▶ GIVEN INSTRUCTION: Print all of the entries exactly, minus the pictures.

(Stored data)
:::::

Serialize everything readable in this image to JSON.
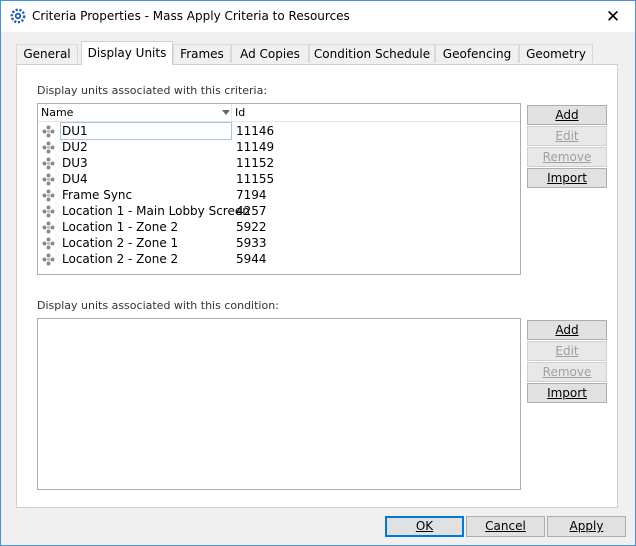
{
  "window": {
    "title": "Criteria Properties - Mass Apply Criteria to Resources",
    "close_glyph": "✕",
    "accent": "#1e5fb4"
  },
  "tabs": [
    {
      "label": "General"
    },
    {
      "label": "Display Units",
      "active": true
    },
    {
      "label": "Frames"
    },
    {
      "label": "Ad Copies"
    },
    {
      "label": "Condition Schedule"
    },
    {
      "label": "Geofencing"
    },
    {
      "label": "Geometry"
    }
  ],
  "criteria_section": {
    "label": "Display units associated with this criteria:",
    "columns": {
      "name": "Name",
      "id": "Id"
    },
    "rows": [
      {
        "name": "DU1",
        "id": "11146"
      },
      {
        "name": "DU2",
        "id": "11149"
      },
      {
        "name": "DU3",
        "id": "11152"
      },
      {
        "name": "DU4",
        "id": "11155"
      },
      {
        "name": "Frame Sync",
        "id": "7194"
      },
      {
        "name": "Location 1 - Main Lobby Screen",
        "id": "4257"
      },
      {
        "name": "Location 1 - Zone 2",
        "id": "5922"
      },
      {
        "name": "Location 2 - Zone 1",
        "id": "5933"
      },
      {
        "name": "Location 2 - Zone 2",
        "id": "5944"
      }
    ],
    "buttons": {
      "add": "Add",
      "edit": "Edit",
      "remove": "Remove",
      "import": "Import"
    }
  },
  "condition_section": {
    "label": "Display units associated with this condition:",
    "buttons": {
      "add": "Add",
      "edit": "Edit",
      "remove": "Remove",
      "import": "Import"
    }
  },
  "footer": {
    "ok": "OK",
    "cancel": "Cancel",
    "apply": "Apply"
  }
}
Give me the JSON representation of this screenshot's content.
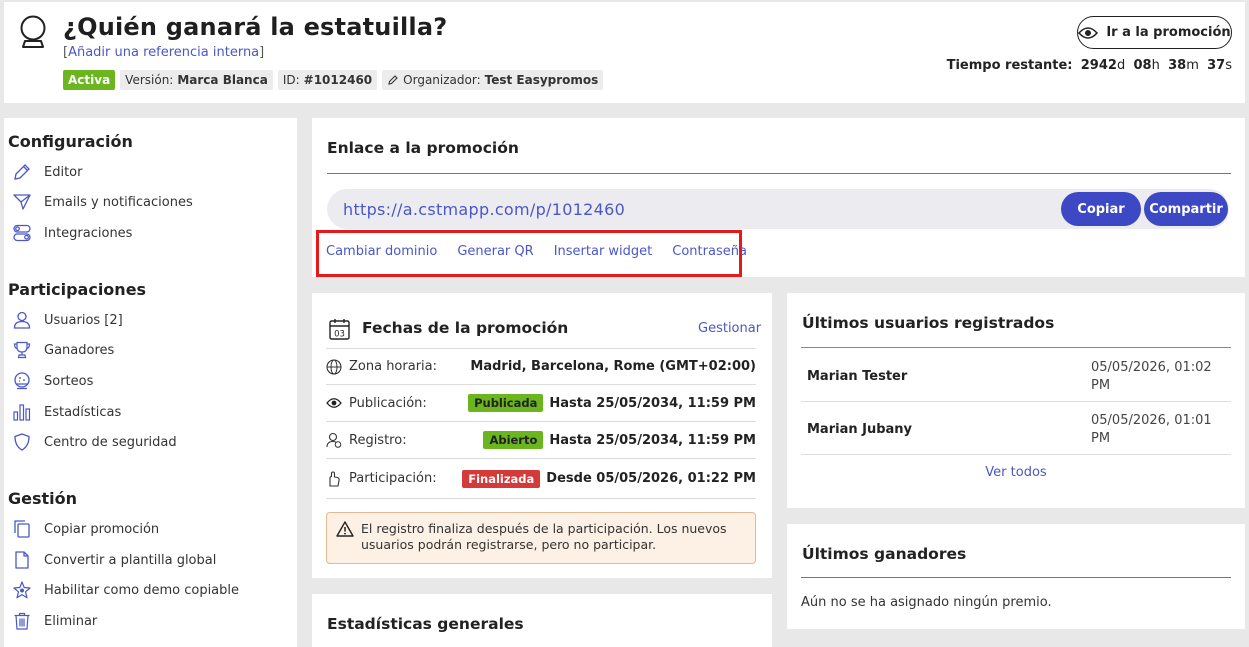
{
  "header": {
    "title": "¿Quién ganará la estatuilla?",
    "ref_open": "[",
    "ref_link": "Añadir una referencia interna",
    "ref_close": "]",
    "status": "Activa",
    "version_label": "Versión:",
    "version_value": "Marca Blanca",
    "id_label": "ID:",
    "id_value": "#1012460",
    "organizer_label": "Organizador:",
    "organizer_value": "Test Easypromos",
    "go_button": "Ir a la promoción",
    "countdown_label": "Tiempo restante:",
    "countdown_days": "2942",
    "countdown_hours": "08",
    "countdown_minutes": "38",
    "countdown_seconds": "37",
    "unit_d": "d",
    "unit_h": "h",
    "unit_m": "m",
    "unit_s": "s"
  },
  "sidebar": {
    "config_title": "Configuración",
    "config_items": [
      {
        "label": "Editor",
        "icon": "pencil-icon"
      },
      {
        "label": "Emails y notificaciones",
        "icon": "send-icon"
      },
      {
        "label": "Integraciones",
        "icon": "toggles-icon"
      }
    ],
    "participations_title": "Participaciones",
    "participations_items": [
      {
        "label": "Usuarios [2]",
        "icon": "user-icon"
      },
      {
        "label": "Ganadores",
        "icon": "trophy-icon"
      },
      {
        "label": "Sorteos",
        "icon": "raffle-icon"
      },
      {
        "label": "Estadísticas",
        "icon": "bar-chart-icon"
      },
      {
        "label": "Centro de seguridad",
        "icon": "shield-icon"
      }
    ],
    "management_title": "Gestión",
    "management_items": [
      {
        "label": "Copiar promoción",
        "icon": "copy-icon"
      },
      {
        "label": "Convertir a plantilla global",
        "icon": "file-icon"
      },
      {
        "label": "Habilitar como demo copiable",
        "icon": "star-icon"
      },
      {
        "label": "Eliminar",
        "icon": "trash-icon"
      }
    ]
  },
  "link": {
    "title": "Enlace a la promoción",
    "url": "https://a.cstmapp.com/p/1012460",
    "copy_button": "Copiar",
    "share_button": "Compartir",
    "actions": [
      "Cambiar dominio",
      "Generar QR",
      "Insertar widget",
      "Contraseña"
    ],
    "highlight_color": "#e31b1b"
  },
  "dates": {
    "calendar_day": "03",
    "title": "Fechas de la promoción",
    "manage": "Gestionar",
    "rows": [
      {
        "label": "Zona horaria:",
        "pill": "",
        "value": "Madrid, Barcelona, Rome (GMT+02:00)",
        "icon": "globe-icon"
      },
      {
        "label": "Publicación:",
        "pill": "Publicada",
        "value": "Hasta 25/05/2034, 11:59 PM",
        "icon": "eye-icon"
      },
      {
        "label": "Registro:",
        "pill": "Abierto",
        "value": "Hasta 25/05/2034, 11:59 PM",
        "icon": "user-register-icon"
      },
      {
        "label": "Participación:",
        "pill": "Finalizada",
        "value": "Desde 05/05/2026, 01:22 PM",
        "icon": "hand-icon"
      }
    ],
    "warning": "El registro finaliza después de la participación. Los nuevos usuarios podrán registrarse, pero no participar."
  },
  "stats": {
    "title": "Estadísticas generales"
  },
  "users": {
    "title": "Últimos usuarios registrados",
    "rows": [
      {
        "name": "Marian Tester",
        "date": "05/05/2026, 01:02 PM"
      },
      {
        "name": "Marian Jubany",
        "date": "05/05/2026, 01:01 PM"
      }
    ],
    "see_all": "Ver todos"
  },
  "winners": {
    "title": "Últimos ganadores",
    "empty": "Aún no se ha asignado ningún premio."
  },
  "colors": {
    "accent": "#3d48c4",
    "link": "#4a57c7",
    "success": "#6bb61e",
    "danger": "#d43a3a"
  }
}
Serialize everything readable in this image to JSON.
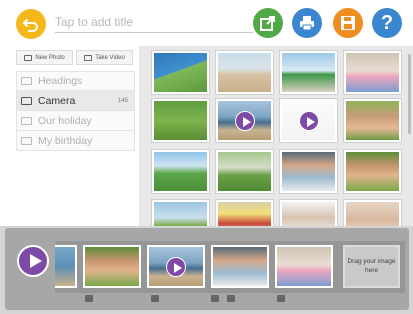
{
  "header": {
    "title_placeholder": "Tap to add title",
    "back_icon": "back-arrow-icon",
    "actions": [
      {
        "name": "share",
        "icon": "share-icon",
        "color": "#51a846"
      },
      {
        "name": "print",
        "icon": "printer-icon",
        "color": "#3b86d0"
      },
      {
        "name": "save",
        "icon": "floppy-disk-icon",
        "color": "#f08d20"
      },
      {
        "name": "help",
        "icon": "help-icon",
        "color": "#3b86d0",
        "glyph": "?"
      }
    ]
  },
  "sidebar": {
    "new_photo_label": "New Photo",
    "take_video_label": "Take Video",
    "albums": [
      {
        "label": "Headings",
        "count": ""
      },
      {
        "label": "Camera",
        "count": "145"
      },
      {
        "label": "Our holiday",
        "count": ""
      },
      {
        "label": "My birthday",
        "count": ""
      }
    ]
  },
  "grid": {
    "thumbnails": [
      {
        "subject": "tent",
        "video": false
      },
      {
        "subject": "beach",
        "video": false
      },
      {
        "subject": "toy-train",
        "video": false
      },
      {
        "subject": "children-group",
        "video": false
      },
      {
        "subject": "boy-grass",
        "video": false
      },
      {
        "subject": "sea",
        "video": true
      },
      {
        "subject": "drawing",
        "video": true
      },
      {
        "subject": "baby",
        "video": false
      },
      {
        "subject": "garden-slide",
        "video": false
      },
      {
        "subject": "garden-boy",
        "video": false
      },
      {
        "subject": "man-child",
        "video": false
      },
      {
        "subject": "woman-sunglasses",
        "video": false
      },
      {
        "subject": "girl-field",
        "video": false
      },
      {
        "subject": "sign",
        "video": false
      },
      {
        "subject": "baby-cup",
        "video": false
      },
      {
        "subject": "baby-hands",
        "video": false
      }
    ]
  },
  "strip": {
    "drop_text": "Drag your image here",
    "items": [
      {
        "subject": "partial",
        "video": false
      },
      {
        "subject": "woman-sunglasses",
        "video": false
      },
      {
        "subject": "sea",
        "video": true
      },
      {
        "subject": "man-child",
        "video": false
      },
      {
        "subject": "children-group",
        "video": false
      }
    ],
    "item_icons": [
      "text-icon",
      "camera-icon",
      "message-icon",
      "sound-icon",
      "message-icon"
    ]
  },
  "colors": {
    "accent_purple": "#7d4aa5",
    "back_yellow": "#f2b81c"
  }
}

:::::

▶ ANSWER TO THE TASK:
Serialize everything readable in this image to JSON.
{
  "window": {
    "title": "Criteria Properties - Mass Apply Criteria to Resources",
    "close_glyph": "✕",
    "accent": "#1e5fb4"
  },
  "tabs": [
    {
      "label": "General"
    },
    {
      "label": "Display Units",
      "active": true
    },
    {
      "label": "Frames"
    },
    {
      "label": "Ad Copies"
    },
    {
      "label": "Condition Schedule"
    },
    {
      "label": "Geofencing"
    },
    {
      "label": "Geometry"
    }
  ],
  "criteria_section": {
    "label": "Display units associated with this criteria:",
    "columns": {
      "name": "Name",
      "id": "Id"
    },
    "rows": [
      {
        "name": "DU1",
        "id": "11146"
      },
      {
        "name": "DU2",
        "id": "11149"
      },
      {
        "name": "DU3",
        "id": "11152"
      },
      {
        "name": "DU4",
        "id": "11155"
      },
      {
        "name": "Frame Sync",
        "id": "7194"
      },
      {
        "name": "Location 1 - Main Lobby Screen",
        "id": "4257"
      },
      {
        "name": "Location 1 - Zone 2",
        "id": "5922"
      },
      {
        "name": "Location 2 - Zone 1",
        "id": "5933"
      },
      {
        "name": "Location 2 - Zone 2",
        "id": "5944"
      }
    ],
    "buttons": {
      "add": "Add",
      "edit": "Edit",
      "remove": "Remove",
      "import": "Import"
    }
  },
  "condition_section": {
    "label": "Display units associated with this condition:",
    "buttons": {
      "add": "Add",
      "edit": "Edit",
      "remove": "Remove",
      "import": "Import"
    }
  },
  "footer": {
    "ok": "OK",
    "cancel": "Cancel",
    "apply": "Apply"
  }
}
Give me the JSON representation of this screenshot's content.
{
  "header": {
    "title": "¿Quién ganará la estatuilla?",
    "ref_open": "[",
    "ref_link": "Añadir una referencia interna",
    "ref_close": "]",
    "status": "Activa",
    "version_label": "Versión:",
    "version_value": "Marca Blanca",
    "id_label": "ID:",
    "id_value": "#1012460",
    "organizer_label": "Organizador:",
    "organizer_value": "Test Easypromos",
    "go_button": "Ir a la promoción",
    "countdown_label": "Tiempo restante:",
    "countdown_days": "2942",
    "countdown_hours": "08",
    "countdown_minutes": "38",
    "countdown_seconds": "37",
    "unit_d": "d",
    "unit_h": "h",
    "unit_m": "m",
    "unit_s": "s"
  },
  "sidebar": {
    "config_title": "Configuración",
    "config_items": [
      {
        "label": "Editor",
        "icon": "pencil-icon"
      },
      {
        "label": "Emails y notificaciones",
        "icon": "send-icon"
      },
      {
        "label": "Integraciones",
        "icon": "toggles-icon"
      }
    ],
    "participations_title": "Participaciones",
    "participations_items": [
      {
        "label": "Usuarios [2]",
        "icon": "user-icon"
      },
      {
        "label": "Ganadores",
        "icon": "trophy-icon"
      },
      {
        "label": "Sorteos",
        "icon": "raffle-icon"
      },
      {
        "label": "Estadísticas",
        "icon": "bar-chart-icon"
      },
      {
        "label": "Centro de seguridad",
        "icon": "shield-icon"
      }
    ],
    "management_title": "Gestión",
    "management_items": [
      {
        "label": "Copiar promoción",
        "icon": "copy-icon"
      },
      {
        "label": "Convertir a plantilla global",
        "icon": "file-icon"
      },
      {
        "label": "Habilitar como demo copiable",
        "icon": "star-icon"
      },
      {
        "label": "Eliminar",
        "icon": "trash-icon"
      }
    ]
  },
  "link": {
    "title": "Enlace a la promoción",
    "url": "https://a.cstmapp.com/p/1012460",
    "copy_button": "Copiar",
    "share_button": "Compartir",
    "actions": [
      "Cambiar dominio",
      "Generar QR",
      "Insertar widget",
      "Contraseña"
    ],
    "highlight_color": "#e31b1b"
  },
  "dates": {
    "calendar_day": "03",
    "title": "Fechas de la promoción",
    "manage": "Gestionar",
    "rows": [
      {
        "label": "Zona horaria:",
        "pill": "",
        "value": "Madrid, Barcelona, Rome (GMT+02:00)",
        "icon": "globe-icon"
      },
      {
        "label": "Publicación:",
        "pill": "Publicada",
        "value": "Hasta 25/05/2034, 11:59 PM",
        "icon": "eye-icon"
      },
      {
        "label": "Registro:",
        "pill": "Abierto",
        "value": "Hasta 25/05/2034, 11:59 PM",
        "icon": "user-register-icon"
      },
      {
        "label": "Participación:",
        "pill": "Finalizada",
        "value": "Desde 05/05/2026, 01:22 PM",
        "icon": "hand-icon"
      }
    ],
    "warning": "El registro finaliza después de la participación. Los nuevos usuarios podrán registrarse, pero no participar."
  },
  "stats": {
    "title": "Estadísticas generales"
  },
  "users": {
    "title": "Últimos usuarios registrados",
    "rows": [
      {
        "name": "Marian Tester",
        "date": "05/05/2026, 01:02 PM"
      },
      {
        "name": "Marian Jubany",
        "date": "05/05/2026, 01:01 PM"
      }
    ],
    "see_all": "Ver todos"
  },
  "winners": {
    "title": "Últimos ganadores",
    "empty": "Aún no se ha asignado ningún premio."
  },
  "colors": {
    "accent": "#3d48c4",
    "link": "#4a57c7",
    "success": "#6bb61e",
    "danger": "#d43a3a"
  }
}
Serialize everything readable in this image to JSON.
{
  "header": {
    "title_placeholder": "Tap to add title",
    "back_icon": "back-arrow-icon",
    "actions": [
      {
        "name": "share",
        "icon": "share-icon",
        "color": "#51a846"
      },
      {
        "name": "print",
        "icon": "printer-icon",
        "color": "#3b86d0"
      },
      {
        "name": "save",
        "icon": "floppy-disk-icon",
        "color": "#f08d20"
      },
      {
        "name": "help",
        "icon": "help-icon",
        "color": "#3b86d0",
        "glyph": "?"
      }
    ]
  },
  "sidebar": {
    "new_photo_label": "New Photo",
    "take_video_label": "Take Video",
    "albums": [
      {
        "label": "Headings",
        "count": ""
      },
      {
        "label": "Camera",
        "count": "145"
      },
      {
        "label": "Our holiday",
        "count": ""
      },
      {
        "label": "My birthday",
        "count": ""
      }
    ]
  },
  "grid": {
    "thumbnails": [
      {
        "subject": "tent",
        "video": false
      },
      {
        "subject": "beach",
        "video": false
      },
      {
        "subject": "toy-train",
        "video": false
      },
      {
        "subject": "children-group",
        "video": false
      },
      {
        "subject": "boy-grass",
        "video": false
      },
      {
        "subject": "sea",
        "video": true
      },
      {
        "subject": "drawing",
        "video": true
      },
      {
        "subject": "baby",
        "video": false
      },
      {
        "subject": "garden-slide",
        "video": false
      },
      {
        "subject": "garden-boy",
        "video": false
      },
      {
        "subject": "man-child",
        "video": false
      },
      {
        "subject": "woman-sunglasses",
        "video": false
      },
      {
        "subject": "girl-field",
        "video": false
      },
      {
        "subject": "sign",
        "video": false
      },
      {
        "subject": "baby-cup",
        "video": false
      },
      {
        "subject": "baby-hands",
        "video": false
      }
    ]
  },
  "strip": {
    "drop_text": "Drag your image here",
    "items": [
      {
        "subject": "partial",
        "video": false
      },
      {
        "subject": "woman-sunglasses",
        "video": false
      },
      {
        "subject": "sea",
        "video": true
      },
      {
        "subject": "man-child",
        "video": false
      },
      {
        "subject": "children-group",
        "video": false
      }
    ],
    "item_icons": [
      "text-icon",
      "camera-icon",
      "message-icon",
      "sound-icon",
      "message-icon"
    ]
  },
  "colors": {
    "accent_purple": "#7d4aa5",
    "back_yellow": "#f2b81c"
  }
}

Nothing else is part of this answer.